Copy out each line exactly; pictures stay out of the copy.

===== Given records =====

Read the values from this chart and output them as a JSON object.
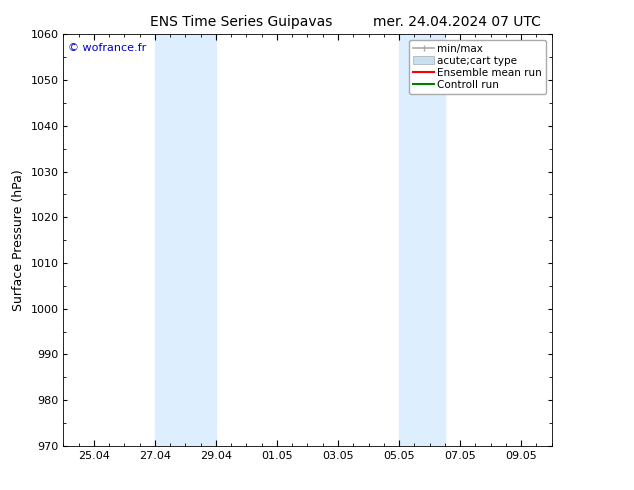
{
  "title_left": "ENS Time Series Guipavas",
  "title_right": "mer. 24.04.2024 07 UTC",
  "ylabel": "Surface Pressure (hPa)",
  "ylim": [
    970,
    1060
  ],
  "yticks": [
    970,
    980,
    990,
    1000,
    1010,
    1020,
    1030,
    1040,
    1050,
    1060
  ],
  "x_start_date": "2024-04-24",
  "xtick_labels": [
    "25.04",
    "27.04",
    "29.04",
    "01.05",
    "03.05",
    "05.05",
    "07.05",
    "09.05"
  ],
  "xtick_positions": [
    1,
    3,
    5,
    7,
    9,
    11,
    13,
    15
  ],
  "xlim": [
    0,
    16
  ],
  "shaded_bands": [
    {
      "xmin": 3,
      "xmax": 5
    },
    {
      "xmin": 11,
      "xmax": 12.5
    }
  ],
  "shaded_color": "#ddeeff",
  "background_color": "#ffffff",
  "watermark": "© wofrance.fr",
  "watermark_color": "#0000cc",
  "legend_entries": [
    {
      "label": "min/max",
      "color": "#aaaaaa",
      "style": "errbar"
    },
    {
      "label": "acute;cart type",
      "color": "#c8dff0",
      "style": "bar"
    },
    {
      "label": "Ensemble mean run",
      "color": "#ff0000",
      "style": "line"
    },
    {
      "label": "Controll run",
      "color": "#008000",
      "style": "line"
    }
  ],
  "title_fontsize": 10,
  "label_fontsize": 9,
  "tick_fontsize": 8,
  "legend_fontsize": 7.5
}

=====

Reply to the exercise.
Read the values from this chart and output them as a JSON object.
{
  "title_left": "ENS Time Series Guipavas",
  "title_right": "mer. 24.04.2024 07 UTC",
  "ylabel": "Surface Pressure (hPa)",
  "ylim": [
    970,
    1060
  ],
  "yticks": [
    970,
    980,
    990,
    1000,
    1010,
    1020,
    1030,
    1040,
    1050,
    1060
  ],
  "x_start_date": "2024-04-24",
  "xtick_labels": [
    "25.04",
    "27.04",
    "29.04",
    "01.05",
    "03.05",
    "05.05",
    "07.05",
    "09.05"
  ],
  "xtick_positions": [
    1,
    3,
    5,
    7,
    9,
    11,
    13,
    15
  ],
  "xlim": [
    0,
    16
  ],
  "shaded_bands": [
    {
      "xmin": 3,
      "xmax": 5
    },
    {
      "xmin": 11,
      "xmax": 12.5
    }
  ],
  "shaded_color": "#ddeeff",
  "background_color": "#ffffff",
  "watermark": "© wofrance.fr",
  "watermark_color": "#0000cc",
  "legend_entries": [
    {
      "label": "min/max",
      "color": "#aaaaaa",
      "style": "errbar"
    },
    {
      "label": "acute;cart type",
      "color": "#c8dff0",
      "style": "bar"
    },
    {
      "label": "Ensemble mean run",
      "color": "#ff0000",
      "style": "line"
    },
    {
      "label": "Controll run",
      "color": "#008000",
      "style": "line"
    }
  ],
  "title_fontsize": 10,
  "label_fontsize": 9,
  "tick_fontsize": 8,
  "legend_fontsize": 7.5
}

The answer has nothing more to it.